# [Job]
Reproduce the records below exactly as given.

# [Dataset records]
— Start —

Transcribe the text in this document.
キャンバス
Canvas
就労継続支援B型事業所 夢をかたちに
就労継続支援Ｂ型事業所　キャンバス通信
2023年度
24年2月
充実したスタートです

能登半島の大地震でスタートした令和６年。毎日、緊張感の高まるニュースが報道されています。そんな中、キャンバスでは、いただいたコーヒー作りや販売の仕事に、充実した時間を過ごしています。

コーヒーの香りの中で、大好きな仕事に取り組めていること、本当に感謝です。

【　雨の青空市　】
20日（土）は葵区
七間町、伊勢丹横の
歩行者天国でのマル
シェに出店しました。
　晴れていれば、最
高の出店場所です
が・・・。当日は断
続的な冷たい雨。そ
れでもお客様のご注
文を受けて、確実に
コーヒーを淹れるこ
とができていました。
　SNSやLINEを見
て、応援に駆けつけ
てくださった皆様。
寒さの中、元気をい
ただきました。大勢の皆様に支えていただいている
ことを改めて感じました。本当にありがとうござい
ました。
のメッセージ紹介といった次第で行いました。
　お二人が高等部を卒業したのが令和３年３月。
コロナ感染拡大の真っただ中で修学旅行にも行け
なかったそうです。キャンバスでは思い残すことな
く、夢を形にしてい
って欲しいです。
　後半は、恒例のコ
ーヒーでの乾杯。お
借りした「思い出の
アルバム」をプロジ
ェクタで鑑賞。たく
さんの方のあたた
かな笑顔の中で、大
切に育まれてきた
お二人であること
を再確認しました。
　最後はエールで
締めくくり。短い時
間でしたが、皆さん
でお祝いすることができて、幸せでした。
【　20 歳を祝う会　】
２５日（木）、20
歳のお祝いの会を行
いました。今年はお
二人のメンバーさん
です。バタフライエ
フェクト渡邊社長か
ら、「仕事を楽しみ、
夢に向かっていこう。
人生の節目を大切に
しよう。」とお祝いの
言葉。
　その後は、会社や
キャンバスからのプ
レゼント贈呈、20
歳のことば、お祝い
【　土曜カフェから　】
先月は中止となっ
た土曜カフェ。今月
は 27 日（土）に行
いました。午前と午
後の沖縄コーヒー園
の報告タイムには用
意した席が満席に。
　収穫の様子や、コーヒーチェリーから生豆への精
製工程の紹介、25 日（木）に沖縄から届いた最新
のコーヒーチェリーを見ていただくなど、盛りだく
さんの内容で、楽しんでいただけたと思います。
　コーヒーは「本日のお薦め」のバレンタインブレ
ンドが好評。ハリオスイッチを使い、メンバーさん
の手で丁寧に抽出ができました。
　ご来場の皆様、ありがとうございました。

— End —

# [Result of the task]
Transcribe the text in this document.
キャンバス
Canvas
就労継続支援B型事業所 夢をかたちに
就労継続支援Ｂ型事業所　キャンバス通信
2023年度
24年2月
充実したスタートです

能登半島の大地震でスタートした令和６年。毎日、緊張感の高まるニュースが報道されています。そんな中、キャンバスでは、いただいたコーヒー作りや販売の仕事に、充実した時間を過ごしています。

コーヒーの香りの中で、大好きな仕事に取り組めていること、本当に感謝です。

【　雨の青空市　】
20日（土）は葵区
七間町、伊勢丹横の
歩行者天国でのマル
シェに出店しました。
　晴れていれば、最
高の出店場所です
が・・・。当日は断
続的な冷たい雨。そ
れでもお客様のご注
文を受けて、確実に
コーヒーを淹れるこ
とができていました。
　SNSやLINEを見
て、応援に駆けつけ
てくださった皆様。
寒さの中、元気をい
ただきました。大勢の皆様に支えていただいている
ことを改めて感じました。本当にありがとうござい
ました。
のメッセージ紹介といった次第で行いました。
　お二人が高等部を卒業したのが令和３年３月。
コロナ感染拡大の真っただ中で修学旅行にも行け
なかったそうです。キャンバスでは思い残すことな
く、夢を形にしてい
って欲しいです。
　後半は、恒例のコ
ーヒーでの乾杯。お
借りした「思い出の
アルバム」をプロジ
ェクタで鑑賞。たく
さんの方のあたた
かな笑顔の中で、大
切に育まれてきた
お二人であること
を再確認しました。
　最後はエールで
締めくくり。短い時
間でしたが、皆さん
でお祝いすることができて、幸せでした。
【　20 歳を祝う会　】
２５日（木）、20
歳のお祝いの会を行
いました。今年はお
二人のメンバーさん
です。バタフライエ
フェクト渡邊社長か
ら、「仕事を楽しみ、
夢に向かっていこう。
人生の節目を大切に
しよう。」とお祝いの
言葉。
　その後は、会社や
キャンバスからのプ
レゼント贈呈、20
歳のことば、お祝い
【　土曜カフェから　】
先月は中止となっ
た土曜カフェ。今月
は 27 日（土）に行
いました。午前と午
後の沖縄コーヒー園
の報告タイムには用
意した席が満席に。
　収穫の様子や、コーヒーチェリーから生豆への精
製工程の紹介、25 日（木）に沖縄から届いた最新
のコーヒーチェリーを見ていただくなど、盛りだく
さんの内容で、楽しんでいただけたと思います。
　コーヒーは「本日のお薦め」のバレンタインブレ
ンドが好評。ハリオスイッチを使い、メンバーさん
の手で丁寧に抽出ができました。
　ご来場の皆様、ありがとうございました。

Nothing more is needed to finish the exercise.